**Element and coordinate records**
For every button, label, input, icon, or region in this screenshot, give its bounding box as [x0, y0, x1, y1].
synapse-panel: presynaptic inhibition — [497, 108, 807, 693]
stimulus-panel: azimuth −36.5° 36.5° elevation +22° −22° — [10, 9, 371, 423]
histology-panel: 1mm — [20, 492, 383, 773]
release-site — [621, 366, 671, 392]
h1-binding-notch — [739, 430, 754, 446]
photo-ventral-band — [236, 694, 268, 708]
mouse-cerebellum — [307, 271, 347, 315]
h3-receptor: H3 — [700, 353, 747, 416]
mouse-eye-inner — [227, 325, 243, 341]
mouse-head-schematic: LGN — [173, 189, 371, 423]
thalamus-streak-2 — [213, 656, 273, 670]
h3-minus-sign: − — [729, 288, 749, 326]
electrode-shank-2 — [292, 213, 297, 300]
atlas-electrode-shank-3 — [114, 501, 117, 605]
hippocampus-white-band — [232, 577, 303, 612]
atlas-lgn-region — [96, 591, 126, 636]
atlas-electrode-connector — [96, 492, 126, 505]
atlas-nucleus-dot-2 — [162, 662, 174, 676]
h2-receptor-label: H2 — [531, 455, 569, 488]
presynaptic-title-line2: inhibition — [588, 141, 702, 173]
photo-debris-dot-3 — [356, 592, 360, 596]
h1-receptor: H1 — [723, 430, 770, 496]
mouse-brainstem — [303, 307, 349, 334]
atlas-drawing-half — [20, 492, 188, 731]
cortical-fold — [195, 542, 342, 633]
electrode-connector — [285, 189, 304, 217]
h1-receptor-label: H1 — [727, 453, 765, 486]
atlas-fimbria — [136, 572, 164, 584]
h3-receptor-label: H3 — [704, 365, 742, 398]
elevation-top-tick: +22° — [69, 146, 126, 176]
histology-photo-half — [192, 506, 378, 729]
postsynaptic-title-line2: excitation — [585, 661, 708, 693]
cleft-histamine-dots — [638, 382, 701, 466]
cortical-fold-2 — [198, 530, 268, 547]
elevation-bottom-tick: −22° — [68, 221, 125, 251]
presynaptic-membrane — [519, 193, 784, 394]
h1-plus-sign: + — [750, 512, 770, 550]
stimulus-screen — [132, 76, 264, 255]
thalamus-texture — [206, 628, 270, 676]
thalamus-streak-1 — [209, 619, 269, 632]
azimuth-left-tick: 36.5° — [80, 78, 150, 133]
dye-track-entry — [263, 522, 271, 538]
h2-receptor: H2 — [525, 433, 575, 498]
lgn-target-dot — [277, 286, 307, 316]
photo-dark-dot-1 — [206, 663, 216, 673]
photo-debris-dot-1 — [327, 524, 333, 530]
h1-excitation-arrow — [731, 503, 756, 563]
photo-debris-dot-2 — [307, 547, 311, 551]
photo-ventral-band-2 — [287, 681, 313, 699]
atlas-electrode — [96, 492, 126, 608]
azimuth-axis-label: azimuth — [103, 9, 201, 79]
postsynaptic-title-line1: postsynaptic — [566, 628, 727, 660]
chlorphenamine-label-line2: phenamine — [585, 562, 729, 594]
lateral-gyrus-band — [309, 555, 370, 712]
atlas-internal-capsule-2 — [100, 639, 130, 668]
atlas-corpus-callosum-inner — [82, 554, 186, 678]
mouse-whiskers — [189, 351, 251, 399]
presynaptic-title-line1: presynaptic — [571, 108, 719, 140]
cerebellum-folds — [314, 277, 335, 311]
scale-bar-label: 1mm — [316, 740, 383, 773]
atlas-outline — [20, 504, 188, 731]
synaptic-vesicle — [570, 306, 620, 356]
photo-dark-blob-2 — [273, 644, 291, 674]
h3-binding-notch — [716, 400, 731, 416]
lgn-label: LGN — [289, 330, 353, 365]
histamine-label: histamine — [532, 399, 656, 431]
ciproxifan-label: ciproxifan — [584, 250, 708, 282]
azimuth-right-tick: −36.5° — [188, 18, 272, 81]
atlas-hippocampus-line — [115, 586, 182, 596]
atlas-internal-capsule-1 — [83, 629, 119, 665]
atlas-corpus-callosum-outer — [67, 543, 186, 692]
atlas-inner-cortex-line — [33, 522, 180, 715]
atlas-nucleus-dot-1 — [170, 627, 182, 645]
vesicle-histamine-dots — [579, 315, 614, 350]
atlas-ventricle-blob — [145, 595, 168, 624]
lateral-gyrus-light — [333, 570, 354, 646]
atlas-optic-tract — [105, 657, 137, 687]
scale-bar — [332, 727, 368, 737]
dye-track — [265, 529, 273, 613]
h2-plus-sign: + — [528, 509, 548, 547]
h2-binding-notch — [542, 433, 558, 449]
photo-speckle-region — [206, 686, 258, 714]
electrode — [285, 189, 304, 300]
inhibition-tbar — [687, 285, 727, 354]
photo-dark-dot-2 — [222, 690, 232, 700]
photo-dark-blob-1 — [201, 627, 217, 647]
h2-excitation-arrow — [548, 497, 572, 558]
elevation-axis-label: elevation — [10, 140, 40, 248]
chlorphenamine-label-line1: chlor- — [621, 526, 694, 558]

**REQUIRED WORK**
Arrange every line of the rows above as a JSON list of strings, one string per line, with blank lines omitted.

**RESULT**
[
  "For every button, label, input, icon, or region in this screenshot, give its bounding box as [x0, y0, x1, y1].",
  "synapse-panel: presynaptic inhibition — [497, 108, 807, 693]",
  "stimulus-panel: azimuth −36.5° 36.5° elevation +22° −22° — [10, 9, 371, 423]",
  "histology-panel: 1mm — [20, 492, 383, 773]",
  "release-site — [621, 366, 671, 392]",
  "h1-binding-notch — [739, 430, 754, 446]",
  "photo-ventral-band — [236, 694, 268, 708]",
  "mouse-cerebellum — [307, 271, 347, 315]",
  "h3-receptor: H3 — [700, 353, 747, 416]",
  "mouse-eye-inner — [227, 325, 243, 341]",
  "mouse-head-schematic: LGN — [173, 189, 371, 423]",
  "thalamus-streak-2 — [213, 656, 273, 670]",
  "h3-minus-sign: − — [729, 288, 749, 326]",
  "electrode-shank-2 — [292, 213, 297, 300]",
  "atlas-electrode-shank-3 — [114, 501, 117, 605]",
  "hippocampus-white-band — [232, 577, 303, 612]",
  "atlas-lgn-region — [96, 591, 126, 636]",
  "atlas-electrode-connector — [96, 492, 126, 505]",
  "atlas-nucleus-dot-2 — [162, 662, 174, 676]",
  "h2-receptor-label: H2 — [531, 455, 569, 488]",
  "presynaptic-title-line2: inhibition — [588, 141, 702, 173]",
  "photo-debris-dot-3 — [356, 592, 360, 596]",
  "h1-receptor: H1 — [723, 430, 770, 496]",
  "mouse-brainstem — [303, 307, 349, 334]",
  "atlas-drawing-half — [20, 492, 188, 731]",
  "cortical-fold — [195, 542, 342, 633]",
  "electrode-connector — [285, 189, 304, 217]",
  "h1-receptor-label: H1 — [727, 453, 765, 486]",
  "atlas-fimbria — [136, 572, 164, 584]",
  "h3-receptor-label: H3 — [704, 365, 742, 398]",
  "elevation-top-tick: +22° — [69, 146, 126, 176]",
  "histology-photo-half — [192, 506, 378, 729]",
  "postsynaptic-title-line2: excitation — [585, 661, 708, 693]",
  "cleft-histamine-dots — [638, 382, 701, 466]",
  "cortical-fold-2 — [198, 530, 268, 547]",
  "elevation-bottom-tick: −22° — [68, 221, 125, 251]",
  "presynaptic-membrane — [519, 193, 784, 394]",
  "h1-plus-sign: + — [750, 512, 770, 550]",
  "stimulus-screen — [132, 76, 264, 255]",
  "thalamus-texture — [206, 628, 270, 676]",
  "thalamus-streak-1 — [209, 619, 269, 632]",
  "azimuth-left-tick: 36.5° — [80, 78, 150, 133]",
  "dye-track-entry — [263, 522, 271, 538]",
  "h2-receptor: H2 — [525, 433, 575, 498]",
  "lgn-target-dot — [277, 286, 307, 316]",
  "photo-dark-dot-1 — [206, 663, 216, 673]",
  "photo-debris-dot-1 — [327, 524, 333, 530]",
  "h1-excitation-arrow — [731, 503, 756, 563]",
  "photo-debris-dot-2 — [307, 547, 311, 551]",
  "photo-ventral-band-2 — [287, 681, 313, 699]",
  "atlas-electrode — [96, 492, 126, 608]",
  "azimuth-axis-label: azimuth — [103, 9, 201, 79]",
  "postsynaptic-title-line1: postsynaptic — [566, 628, 727, 660]",
  "chlorphenamine-label-line2: phenamine — [585, 562, 729, 594]",
  "lateral-gyrus-band — [309, 555, 370, 712]",
  "atlas-internal-capsule-2 — [100, 639, 130, 668]",
  "atlas-corpus-callosum-inner — [82, 554, 186, 678]",
  "mouse-whiskers — [189, 351, 251, 399]",
  "presynaptic-title-line1: presynaptic — [571, 108, 719, 140]",
  "cerebellum-folds — [314, 277, 335, 311]",
  "scale-bar-label: 1mm — [316, 740, 383, 773]",
  "atlas-outline — [20, 504, 188, 731]",
  "synaptic-vesicle — [570, 306, 620, 356]",
  "photo-dark-blob-2 — [273, 644, 291, 674]",
  "h3-binding-notch — [716, 400, 731, 416]",
  "lgn-label: LGN — [289, 330, 353, 365]",
  "histamine-label: histamine — [532, 399, 656, 431]",
  "ciproxifan-label: ciproxifan — [584, 250, 708, 282]",
  "azimuth-right-tick: −36.5° — [188, 18, 272, 81]",
  "atlas-hippocampus-line — [115, 586, 182, 596]",
  "atlas-internal-capsule-1 — [83, 629, 119, 665]",
  "atlas-corpus-callosum-outer — [67, 543, 186, 692]",
  "atlas-inner-cortex-line — [33, 522, 180, 715]",
  "atlas-nucleus-dot-1 — [170, 627, 182, 645]",
  "vesicle-histamine-dots — [579, 315, 614, 350]",
  "atlas-ventricle-blob — [145, 595, 168, 624]",
  "lateral-gyrus-light — [333, 570, 354, 646]",
  "atlas-optic-tract — [105, 657, 137, 687]",
  "scale-bar — [332, 727, 368, 737]",
  "dye-track — [265, 529, 273, 613]",
  "h2-plus-sign: + — [528, 509, 548, 547]",
  "h2-binding-notch — [542, 433, 558, 449]",
  "photo-speckle-region — [206, 686, 258, 714]",
  "electrode — [285, 189, 304, 300]",
  "inhibition-tbar — [687, 285, 727, 354]",
  "photo-dark-dot-2 — [222, 690, 232, 700]",
  "photo-dark-blob-1 — [201, 627, 217, 647]",
  "h2-excitation-arrow — [548, 497, 572, 558]",
  "elevation-axis-label: elevation — [10, 140, 40, 248]",
  "chlorphenamine-label-line1: chlor- — [621, 526, 694, 558]"
]